• Data section
· · · · ·

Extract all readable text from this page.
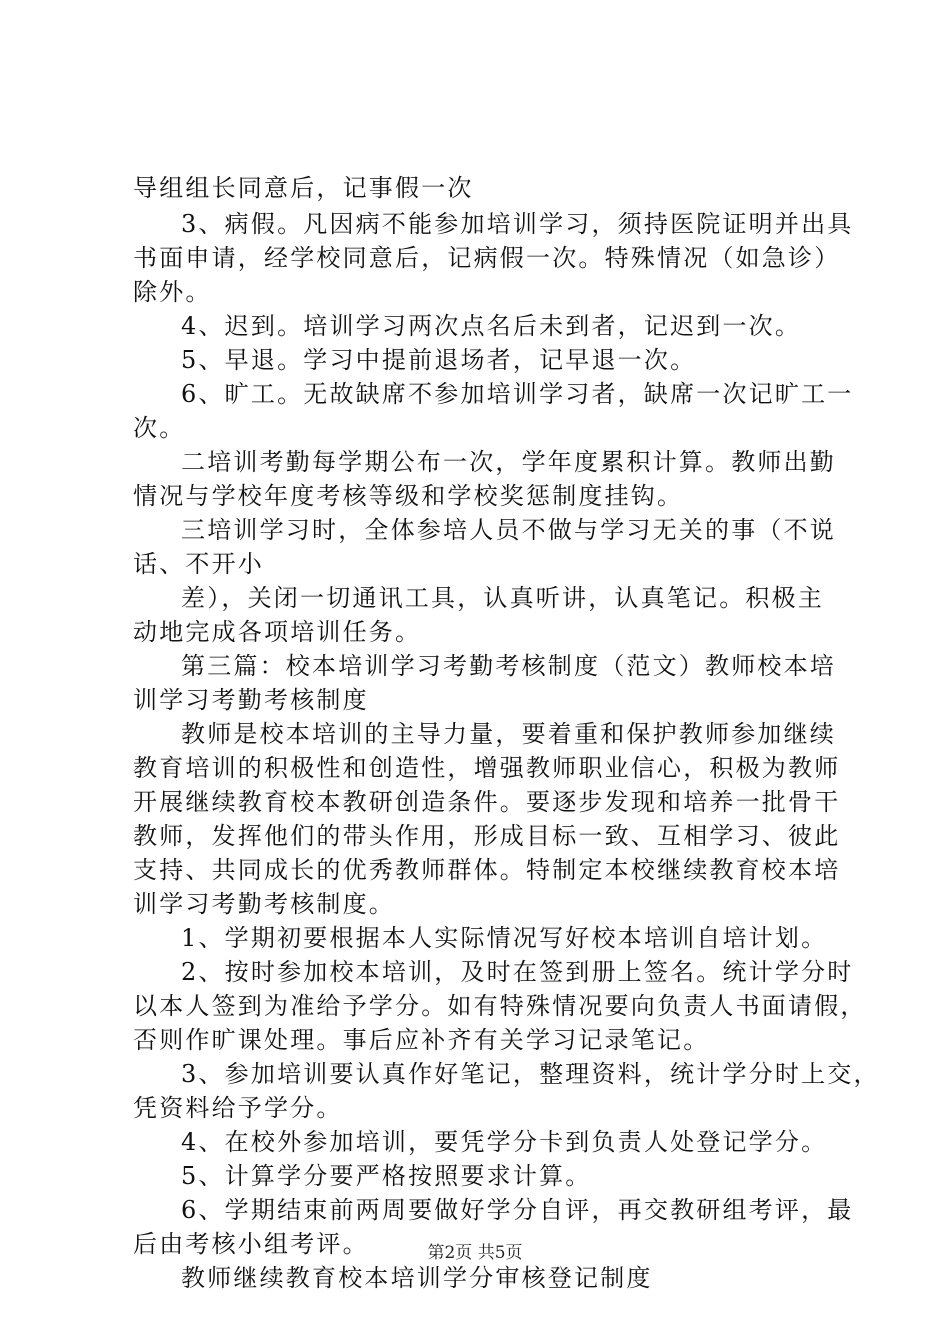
导组组长同意后，记事假一次
3、病假。凡因病不能参加培训学习，须持医院证明并出具
书面申请，经学校同意后，记病假一次。特殊情况（如急诊）
除外。
4、迟到。培训学习两次点名后未到者，记迟到一次。
5、早退。学习中提前退场者，记早退一次。
6、旷工。无故缺席不参加培训学习者，缺席一次记旷工一
次。
二培训考勤每学期公布一次，学年度累积计算。教师出勤
情况与学校年度考核等级和学校奖惩制度挂钩。
三培训学习时，全体参培人员不做与学习无关的事（不说
话、不开小
差），关闭一切通讯工具，认真听讲，认真笔记。积极主
动地完成各项培训任务。
第三篇：校本培训学习考勤考核制度（范文）教师校本培
训学习考勤考核制度
教师是校本培训的主导力量，要着重和保护教师参加继续
教育培训的积极性和创造性，增强教师职业信心，积极为教师
开展继续教育校本教研创造条件。要逐步发现和培养一批骨干
教师，发挥他们的带头作用，形成目标一致、互相学习、彼此
支持、共同成长的优秀教师群体。特制定本校继续教育校本培
训学习考勤考核制度。
1、学期初要根据本人实际情况写好校本培训自培计划。
2、按时参加校本培训，及时在签到册上签名。统计学分时
以本人签到为准给予学分。如有特殊情况要向负责人书面请假，
否则作旷课处理。事后应补齐有关学习记录笔记。
3、参加培训要认真作好笔记，整理资料，统计学分时上交，
凭资料给予学分。
4、在校外参加培训，要凭学分卡到负责人处登记学分。
5、计算学分要严格按照要求计算。
6、学期结束前两周要做好学分自评，再交教研组考评，最
后由考核小组考评。
教师继续教育校本培训学分审核登记制度
第2页 共5页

· · · · ·

Are you able to set down all the lines above exactly, without any pictures?

Extract all readable text from this page.
导组组长同意后，记事假一次
3、病假。凡因病不能参加培训学习，须持医院证明并出具
书面申请，经学校同意后，记病假一次。特殊情况（如急诊）
除外。
4、迟到。培训学习两次点名后未到者，记迟到一次。
5、早退。学习中提前退场者，记早退一次。
6、旷工。无故缺席不参加培训学习者，缺席一次记旷工一
次。
二培训考勤每学期公布一次，学年度累积计算。教师出勤
情况与学校年度考核等级和学校奖惩制度挂钩。
三培训学习时，全体参培人员不做与学习无关的事（不说
话、不开小
差），关闭一切通讯工具，认真听讲，认真笔记。积极主
动地完成各项培训任务。
第三篇：校本培训学习考勤考核制度（范文）教师校本培
训学习考勤考核制度
教师是校本培训的主导力量，要着重和保护教师参加继续
教育培训的积极性和创造性，增强教师职业信心，积极为教师
开展继续教育校本教研创造条件。要逐步发现和培养一批骨干
教师，发挥他们的带头作用，形成目标一致、互相学习、彼此
支持、共同成长的优秀教师群体。特制定本校继续教育校本培
训学习考勤考核制度。
1、学期初要根据本人实际情况写好校本培训自培计划。
2、按时参加校本培训，及时在签到册上签名。统计学分时
以本人签到为准给予学分。如有特殊情况要向负责人书面请假，
否则作旷课处理。事后应补齐有关学习记录笔记。
3、参加培训要认真作好笔记，整理资料，统计学分时上交，
凭资料给予学分。
4、在校外参加培训，要凭学分卡到负责人处登记学分。
5、计算学分要严格按照要求计算。
6、学期结束前两周要做好学分自评，再交教研组考评，最
后由考核小组考评。
教师继续教育校本培训学分审核登记制度
第2页 共5页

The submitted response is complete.